» Given problem
Print each line of the listing once more, precisely as given.

━━━━━━━━━━━━━━━━━━━━━━━━━━━━━━

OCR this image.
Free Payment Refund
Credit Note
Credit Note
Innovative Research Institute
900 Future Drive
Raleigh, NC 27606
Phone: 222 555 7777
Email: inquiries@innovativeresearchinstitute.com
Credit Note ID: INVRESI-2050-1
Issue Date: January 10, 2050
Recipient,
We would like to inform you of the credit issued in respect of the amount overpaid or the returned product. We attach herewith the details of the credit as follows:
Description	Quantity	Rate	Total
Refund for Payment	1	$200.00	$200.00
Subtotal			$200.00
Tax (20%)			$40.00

━━━━━━━━━━━━━━━━━━━━━━━━━━━━━━

» Final result
OCR this image.
Free Payment Refund
Credit Note
Credit Note
Innovative Research Institute
900 Future Drive
Raleigh, NC 27606
Phone: 222 555 7777
Email: inquiries@innovativeresearchinstitute.com
Credit Note ID: INVRESI-2050-1
Issue Date: January 10, 2050
Recipient,
We would like to inform you of the credit issued in respect of the amount overpaid or the returned product. We attach herewith the details of the credit as follows:
Description	Quantity	Rate	Total
Refund for Payment	1	$200.00	$200.00
Subtotal			$200.00
Tax (20%)			$40.00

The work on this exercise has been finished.